### What is asked
Look through the material below. Copy every line with the string "WhatsApp" in it.
———
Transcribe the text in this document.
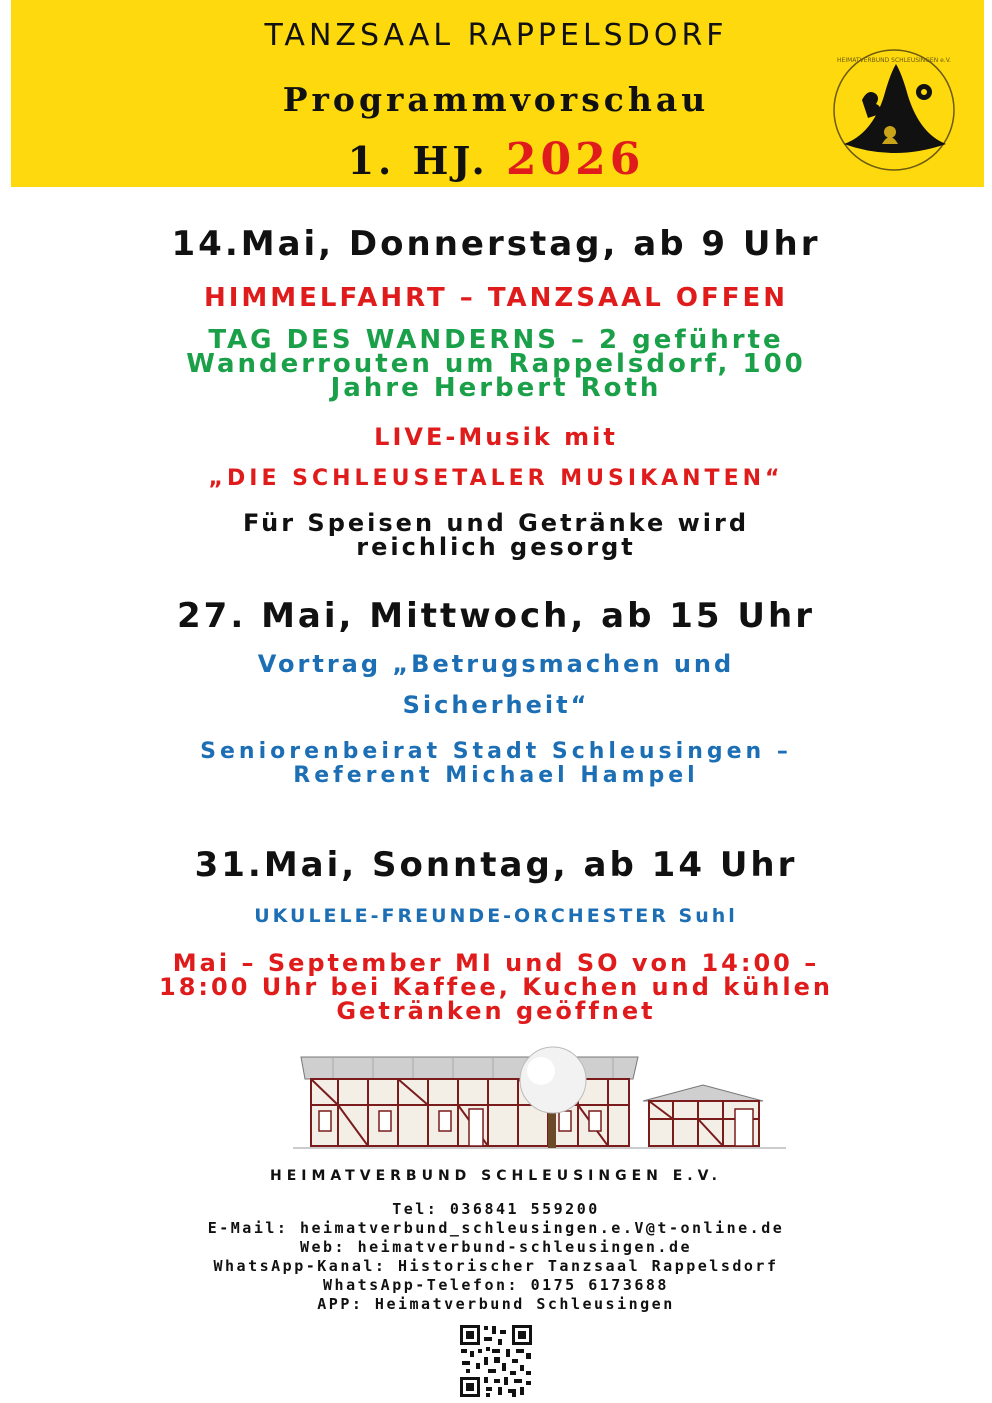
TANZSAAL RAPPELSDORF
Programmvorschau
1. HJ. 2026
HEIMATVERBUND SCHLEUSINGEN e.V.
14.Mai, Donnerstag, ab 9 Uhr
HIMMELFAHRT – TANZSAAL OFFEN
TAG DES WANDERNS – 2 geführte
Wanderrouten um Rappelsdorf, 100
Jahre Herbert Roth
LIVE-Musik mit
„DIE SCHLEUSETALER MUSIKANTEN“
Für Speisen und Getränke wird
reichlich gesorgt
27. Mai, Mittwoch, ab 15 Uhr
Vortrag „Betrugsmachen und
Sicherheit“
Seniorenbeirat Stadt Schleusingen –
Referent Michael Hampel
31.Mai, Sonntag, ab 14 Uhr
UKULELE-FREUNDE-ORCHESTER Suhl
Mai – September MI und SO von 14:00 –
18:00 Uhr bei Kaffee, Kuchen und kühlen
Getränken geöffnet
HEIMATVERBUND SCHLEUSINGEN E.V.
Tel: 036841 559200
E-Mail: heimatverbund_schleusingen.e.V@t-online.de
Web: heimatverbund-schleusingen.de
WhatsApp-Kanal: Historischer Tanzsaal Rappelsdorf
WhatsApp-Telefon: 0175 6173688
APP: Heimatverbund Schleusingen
———
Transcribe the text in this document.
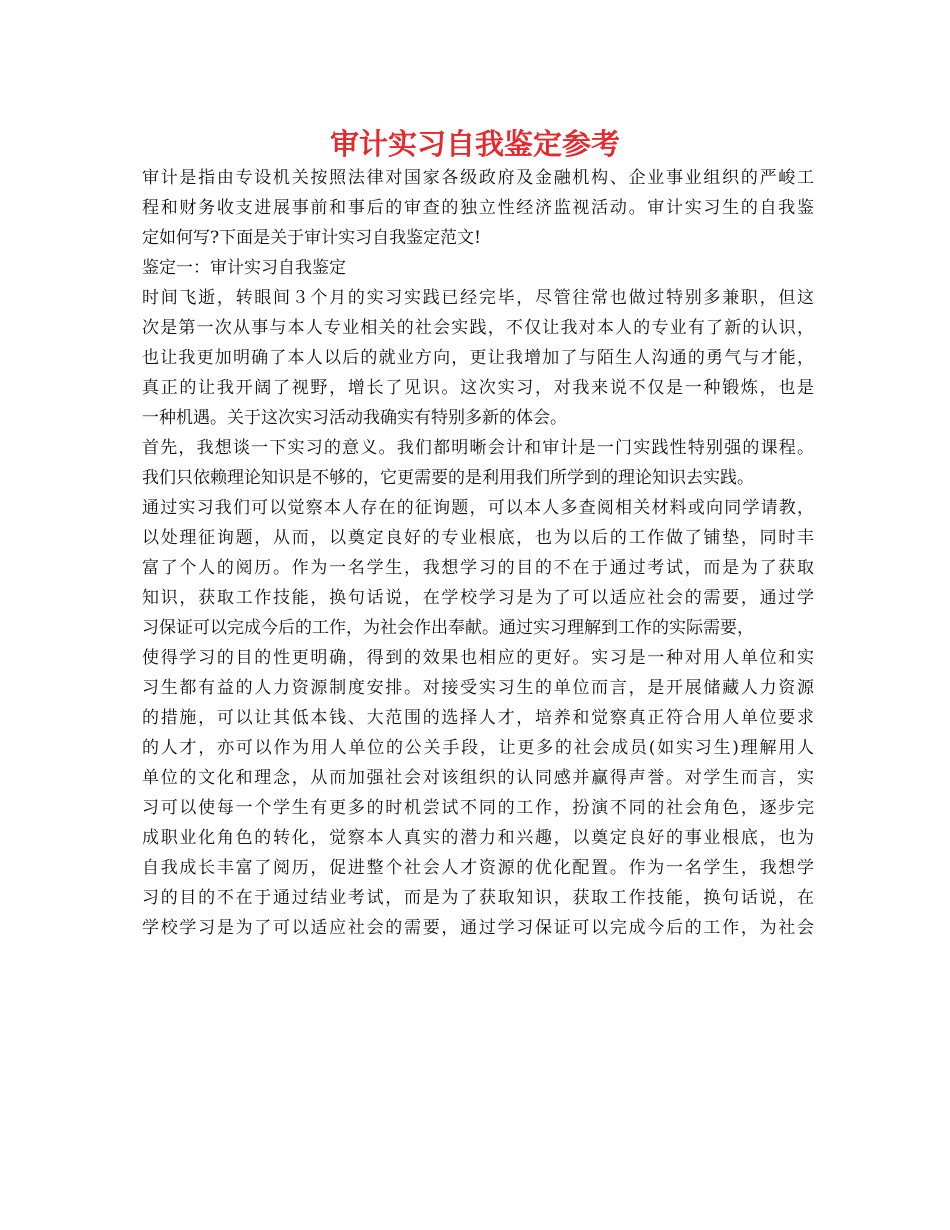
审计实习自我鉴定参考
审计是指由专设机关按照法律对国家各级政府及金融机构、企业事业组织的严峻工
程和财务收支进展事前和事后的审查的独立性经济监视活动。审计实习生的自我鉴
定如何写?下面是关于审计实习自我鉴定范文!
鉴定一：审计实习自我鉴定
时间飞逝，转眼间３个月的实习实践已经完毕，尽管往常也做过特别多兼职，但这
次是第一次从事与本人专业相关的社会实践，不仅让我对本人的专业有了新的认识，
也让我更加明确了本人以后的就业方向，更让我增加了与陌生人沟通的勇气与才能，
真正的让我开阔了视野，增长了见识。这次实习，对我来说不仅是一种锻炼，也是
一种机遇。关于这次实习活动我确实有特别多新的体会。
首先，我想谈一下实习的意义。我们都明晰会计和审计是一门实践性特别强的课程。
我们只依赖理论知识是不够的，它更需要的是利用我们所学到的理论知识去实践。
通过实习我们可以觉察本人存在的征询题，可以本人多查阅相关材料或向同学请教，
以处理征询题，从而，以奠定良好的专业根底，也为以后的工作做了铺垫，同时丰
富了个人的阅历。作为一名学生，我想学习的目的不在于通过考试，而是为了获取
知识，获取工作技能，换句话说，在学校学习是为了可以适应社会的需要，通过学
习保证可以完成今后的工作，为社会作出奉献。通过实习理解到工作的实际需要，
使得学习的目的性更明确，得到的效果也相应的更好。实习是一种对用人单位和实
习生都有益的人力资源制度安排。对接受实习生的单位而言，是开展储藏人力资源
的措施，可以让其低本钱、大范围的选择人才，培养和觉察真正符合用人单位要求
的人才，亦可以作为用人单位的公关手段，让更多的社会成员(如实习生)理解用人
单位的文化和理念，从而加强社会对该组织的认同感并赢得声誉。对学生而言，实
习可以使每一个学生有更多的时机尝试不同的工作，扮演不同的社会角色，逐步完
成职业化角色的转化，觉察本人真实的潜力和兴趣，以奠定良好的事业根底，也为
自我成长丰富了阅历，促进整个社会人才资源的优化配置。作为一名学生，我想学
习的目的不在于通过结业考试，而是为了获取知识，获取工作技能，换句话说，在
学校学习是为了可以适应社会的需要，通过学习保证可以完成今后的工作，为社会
———
### Exercise response
WhatsApp-Kanal: Historischer Tanzsaal Rappelsdorf
WhatsApp-Telefon: 0175 6173688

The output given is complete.